WHAT TO PRODUCE: Copy out the lines below word for word, from the first line down to the line containing "Bar [397,386,424,390]", both ends included.

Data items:
____________

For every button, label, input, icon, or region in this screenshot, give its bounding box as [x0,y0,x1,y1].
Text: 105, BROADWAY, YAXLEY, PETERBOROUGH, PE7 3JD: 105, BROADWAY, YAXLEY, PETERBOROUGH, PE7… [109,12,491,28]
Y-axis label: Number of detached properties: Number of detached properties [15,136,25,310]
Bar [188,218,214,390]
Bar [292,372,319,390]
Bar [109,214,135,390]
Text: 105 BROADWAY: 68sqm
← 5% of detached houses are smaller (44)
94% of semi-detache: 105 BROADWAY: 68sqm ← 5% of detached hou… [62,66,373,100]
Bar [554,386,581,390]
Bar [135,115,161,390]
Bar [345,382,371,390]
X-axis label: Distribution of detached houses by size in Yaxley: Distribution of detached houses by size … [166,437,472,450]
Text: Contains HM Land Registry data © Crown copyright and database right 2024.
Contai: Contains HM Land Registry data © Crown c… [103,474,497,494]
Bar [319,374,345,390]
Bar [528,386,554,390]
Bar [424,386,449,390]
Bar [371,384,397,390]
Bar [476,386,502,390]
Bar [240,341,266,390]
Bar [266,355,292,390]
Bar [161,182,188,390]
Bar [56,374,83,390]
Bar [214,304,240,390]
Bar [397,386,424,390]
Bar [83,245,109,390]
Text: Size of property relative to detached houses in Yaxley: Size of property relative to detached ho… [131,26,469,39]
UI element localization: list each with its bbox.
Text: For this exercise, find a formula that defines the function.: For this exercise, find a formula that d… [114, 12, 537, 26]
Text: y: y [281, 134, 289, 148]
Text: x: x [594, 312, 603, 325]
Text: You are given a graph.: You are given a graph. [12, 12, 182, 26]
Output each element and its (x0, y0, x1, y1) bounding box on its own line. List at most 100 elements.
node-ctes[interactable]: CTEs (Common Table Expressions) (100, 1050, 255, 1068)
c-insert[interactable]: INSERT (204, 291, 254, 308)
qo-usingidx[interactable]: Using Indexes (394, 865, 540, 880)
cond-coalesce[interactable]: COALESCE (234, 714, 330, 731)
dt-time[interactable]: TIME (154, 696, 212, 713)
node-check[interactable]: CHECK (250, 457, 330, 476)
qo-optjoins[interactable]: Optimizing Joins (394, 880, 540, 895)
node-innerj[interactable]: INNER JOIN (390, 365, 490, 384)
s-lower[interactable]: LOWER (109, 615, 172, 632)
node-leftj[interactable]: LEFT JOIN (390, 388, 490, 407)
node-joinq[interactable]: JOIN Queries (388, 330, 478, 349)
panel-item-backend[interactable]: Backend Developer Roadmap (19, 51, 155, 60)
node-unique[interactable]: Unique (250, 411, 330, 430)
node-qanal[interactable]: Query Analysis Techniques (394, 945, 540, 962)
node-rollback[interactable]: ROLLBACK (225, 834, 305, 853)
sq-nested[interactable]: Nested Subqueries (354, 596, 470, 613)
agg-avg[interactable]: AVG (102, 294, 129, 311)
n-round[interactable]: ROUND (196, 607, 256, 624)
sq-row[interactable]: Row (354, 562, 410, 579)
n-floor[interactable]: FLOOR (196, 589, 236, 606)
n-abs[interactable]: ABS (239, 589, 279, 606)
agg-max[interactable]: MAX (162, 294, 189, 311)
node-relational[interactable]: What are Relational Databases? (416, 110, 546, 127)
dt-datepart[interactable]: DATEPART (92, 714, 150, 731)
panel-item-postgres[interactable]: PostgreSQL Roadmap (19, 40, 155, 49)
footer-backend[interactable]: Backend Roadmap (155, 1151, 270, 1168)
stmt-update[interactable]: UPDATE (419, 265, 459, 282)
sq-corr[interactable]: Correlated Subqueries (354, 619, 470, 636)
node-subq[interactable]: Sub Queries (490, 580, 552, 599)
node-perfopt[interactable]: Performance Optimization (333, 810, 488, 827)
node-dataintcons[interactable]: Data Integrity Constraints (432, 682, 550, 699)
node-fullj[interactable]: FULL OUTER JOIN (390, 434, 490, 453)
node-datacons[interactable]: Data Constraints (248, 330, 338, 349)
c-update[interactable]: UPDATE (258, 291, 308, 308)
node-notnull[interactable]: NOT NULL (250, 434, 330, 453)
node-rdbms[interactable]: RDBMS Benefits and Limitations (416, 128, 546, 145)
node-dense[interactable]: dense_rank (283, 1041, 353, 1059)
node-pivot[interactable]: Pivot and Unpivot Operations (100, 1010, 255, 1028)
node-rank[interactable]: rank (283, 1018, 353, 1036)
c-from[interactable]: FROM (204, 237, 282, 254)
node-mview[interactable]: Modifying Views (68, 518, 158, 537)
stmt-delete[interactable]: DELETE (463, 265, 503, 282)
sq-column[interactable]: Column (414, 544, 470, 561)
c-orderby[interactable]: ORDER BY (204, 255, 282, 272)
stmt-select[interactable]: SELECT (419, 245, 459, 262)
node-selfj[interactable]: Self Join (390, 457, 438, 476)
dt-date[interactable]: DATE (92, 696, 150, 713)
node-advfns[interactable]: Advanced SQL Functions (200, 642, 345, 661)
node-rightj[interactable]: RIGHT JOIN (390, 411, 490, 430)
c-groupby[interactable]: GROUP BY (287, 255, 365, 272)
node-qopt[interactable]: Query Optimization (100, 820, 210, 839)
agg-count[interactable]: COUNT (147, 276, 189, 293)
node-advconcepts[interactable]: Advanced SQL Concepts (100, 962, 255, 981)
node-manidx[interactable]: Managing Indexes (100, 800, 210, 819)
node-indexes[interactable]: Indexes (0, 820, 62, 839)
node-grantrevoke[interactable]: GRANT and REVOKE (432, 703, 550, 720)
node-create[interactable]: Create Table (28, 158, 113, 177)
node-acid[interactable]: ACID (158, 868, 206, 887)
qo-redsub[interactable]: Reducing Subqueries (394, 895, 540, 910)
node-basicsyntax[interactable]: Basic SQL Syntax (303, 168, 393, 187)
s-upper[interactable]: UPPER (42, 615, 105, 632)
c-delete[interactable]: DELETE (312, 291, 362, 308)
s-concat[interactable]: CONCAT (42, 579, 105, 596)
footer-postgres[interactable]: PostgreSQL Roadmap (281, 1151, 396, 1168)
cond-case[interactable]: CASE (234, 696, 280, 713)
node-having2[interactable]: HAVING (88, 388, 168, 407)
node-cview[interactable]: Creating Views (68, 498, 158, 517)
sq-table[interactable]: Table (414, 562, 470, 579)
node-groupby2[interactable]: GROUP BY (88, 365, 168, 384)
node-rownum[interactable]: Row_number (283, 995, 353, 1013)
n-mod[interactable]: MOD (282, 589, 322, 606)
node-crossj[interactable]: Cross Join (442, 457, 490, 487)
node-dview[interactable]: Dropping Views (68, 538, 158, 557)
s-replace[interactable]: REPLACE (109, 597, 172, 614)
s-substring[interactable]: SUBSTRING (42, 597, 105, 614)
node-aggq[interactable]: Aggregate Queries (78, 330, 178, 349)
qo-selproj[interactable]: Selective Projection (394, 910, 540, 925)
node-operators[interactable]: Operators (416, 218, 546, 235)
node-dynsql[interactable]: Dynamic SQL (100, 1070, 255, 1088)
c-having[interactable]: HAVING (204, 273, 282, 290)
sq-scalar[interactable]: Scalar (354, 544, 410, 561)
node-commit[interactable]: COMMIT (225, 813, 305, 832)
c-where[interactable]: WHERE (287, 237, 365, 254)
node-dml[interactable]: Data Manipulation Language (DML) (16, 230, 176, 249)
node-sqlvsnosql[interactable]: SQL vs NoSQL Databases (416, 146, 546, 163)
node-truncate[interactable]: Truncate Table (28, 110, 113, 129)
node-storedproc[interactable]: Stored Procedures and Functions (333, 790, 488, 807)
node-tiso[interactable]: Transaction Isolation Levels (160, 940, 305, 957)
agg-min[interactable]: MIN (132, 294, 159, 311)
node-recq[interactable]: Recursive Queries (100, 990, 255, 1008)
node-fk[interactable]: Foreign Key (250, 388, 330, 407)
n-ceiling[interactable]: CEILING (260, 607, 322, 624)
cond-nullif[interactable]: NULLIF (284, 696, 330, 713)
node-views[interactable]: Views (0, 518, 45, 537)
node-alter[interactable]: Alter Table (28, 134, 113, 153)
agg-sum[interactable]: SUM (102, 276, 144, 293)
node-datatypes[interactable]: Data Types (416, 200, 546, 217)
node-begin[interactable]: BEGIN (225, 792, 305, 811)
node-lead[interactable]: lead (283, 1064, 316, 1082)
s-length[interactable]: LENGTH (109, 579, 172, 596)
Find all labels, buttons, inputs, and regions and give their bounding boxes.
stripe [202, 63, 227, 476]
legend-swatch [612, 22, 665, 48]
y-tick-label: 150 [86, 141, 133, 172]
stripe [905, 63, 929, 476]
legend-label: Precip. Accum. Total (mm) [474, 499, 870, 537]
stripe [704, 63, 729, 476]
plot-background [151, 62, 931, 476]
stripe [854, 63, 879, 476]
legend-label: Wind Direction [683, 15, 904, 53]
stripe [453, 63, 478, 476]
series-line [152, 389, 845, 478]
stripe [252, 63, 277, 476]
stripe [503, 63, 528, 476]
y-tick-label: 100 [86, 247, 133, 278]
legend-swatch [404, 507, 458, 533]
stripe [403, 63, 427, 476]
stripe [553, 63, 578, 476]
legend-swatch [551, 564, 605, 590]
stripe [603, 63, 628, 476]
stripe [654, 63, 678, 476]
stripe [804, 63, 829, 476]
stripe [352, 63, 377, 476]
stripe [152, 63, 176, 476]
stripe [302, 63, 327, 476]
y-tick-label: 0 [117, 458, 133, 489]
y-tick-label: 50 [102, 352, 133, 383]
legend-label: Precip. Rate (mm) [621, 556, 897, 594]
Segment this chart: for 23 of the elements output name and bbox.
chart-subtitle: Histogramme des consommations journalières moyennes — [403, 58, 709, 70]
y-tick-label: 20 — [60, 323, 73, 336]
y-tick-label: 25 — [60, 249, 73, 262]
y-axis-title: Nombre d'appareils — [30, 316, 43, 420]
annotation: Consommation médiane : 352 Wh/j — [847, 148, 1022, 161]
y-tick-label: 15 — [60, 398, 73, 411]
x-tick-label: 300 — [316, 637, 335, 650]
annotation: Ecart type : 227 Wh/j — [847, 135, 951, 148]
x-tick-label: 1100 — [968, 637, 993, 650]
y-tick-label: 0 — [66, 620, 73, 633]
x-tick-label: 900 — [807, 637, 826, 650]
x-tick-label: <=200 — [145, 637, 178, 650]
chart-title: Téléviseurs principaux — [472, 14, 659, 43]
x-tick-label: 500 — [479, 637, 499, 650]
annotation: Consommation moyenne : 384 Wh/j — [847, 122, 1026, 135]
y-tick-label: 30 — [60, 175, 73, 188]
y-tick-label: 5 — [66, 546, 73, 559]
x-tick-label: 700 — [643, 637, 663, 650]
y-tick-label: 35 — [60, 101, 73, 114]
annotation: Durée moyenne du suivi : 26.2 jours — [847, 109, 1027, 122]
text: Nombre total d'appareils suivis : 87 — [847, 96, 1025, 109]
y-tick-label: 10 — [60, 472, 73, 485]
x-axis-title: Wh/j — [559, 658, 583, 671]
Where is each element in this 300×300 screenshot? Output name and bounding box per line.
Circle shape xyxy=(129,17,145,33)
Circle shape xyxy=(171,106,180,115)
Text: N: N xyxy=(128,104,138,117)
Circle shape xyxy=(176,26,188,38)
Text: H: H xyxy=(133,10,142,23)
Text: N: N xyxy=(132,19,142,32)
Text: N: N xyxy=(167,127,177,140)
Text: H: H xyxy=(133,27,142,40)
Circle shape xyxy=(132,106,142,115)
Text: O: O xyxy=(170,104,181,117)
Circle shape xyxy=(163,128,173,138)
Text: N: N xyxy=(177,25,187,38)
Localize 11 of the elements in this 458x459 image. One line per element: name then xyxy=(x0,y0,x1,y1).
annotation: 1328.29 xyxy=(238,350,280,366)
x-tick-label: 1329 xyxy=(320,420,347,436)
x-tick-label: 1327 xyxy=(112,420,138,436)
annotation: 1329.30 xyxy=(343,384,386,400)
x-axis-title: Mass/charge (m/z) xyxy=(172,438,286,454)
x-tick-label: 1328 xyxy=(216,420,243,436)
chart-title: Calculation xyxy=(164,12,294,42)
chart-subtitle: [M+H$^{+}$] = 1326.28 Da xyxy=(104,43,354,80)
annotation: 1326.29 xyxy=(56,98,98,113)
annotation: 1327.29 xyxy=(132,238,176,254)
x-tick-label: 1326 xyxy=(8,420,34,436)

____________

THE RESPONSE:
For every button, label, input, icon, or region in this screenshot, give its bounding box as [x0,y0,x1,y1].
Text: 105, BROADWAY, YAXLEY, PETERBOROUGH, PE7 3JD: 105, BROADWAY, YAXLEY, PETERBOROUGH, PE7… [109,12,491,28]
Y-axis label: Number of detached properties: Number of detached properties [15,136,25,310]
Bar [188,218,214,390]
Bar [292,372,319,390]
Bar [109,214,135,390]
Text: 105 BROADWAY: 68sqm
← 5% of detached houses are smaller (44)
94% of semi-detache: 105 BROADWAY: 68sqm ← 5% of detached hou… [62,66,373,100]
Bar [554,386,581,390]
Bar [135,115,161,390]
Bar [345,382,371,390]
X-axis label: Distribution of detached houses by size in Yaxley: Distribution of detached houses by size … [166,437,472,450]
Text: Contains HM Land Registry data © Crown copyright and database right 2024.
Contai: Contains HM Land Registry data © Crown c… [103,474,497,494]
Bar [319,374,345,390]
Bar [528,386,554,390]
Bar [424,386,449,390]
Bar [371,384,397,390]
Bar [476,386,502,390]
Bar [240,341,266,390]
Bar [266,355,292,390]
Bar [161,182,188,390]
Bar [56,374,83,390]
Bar [214,304,240,390]
Bar [397,386,424,390]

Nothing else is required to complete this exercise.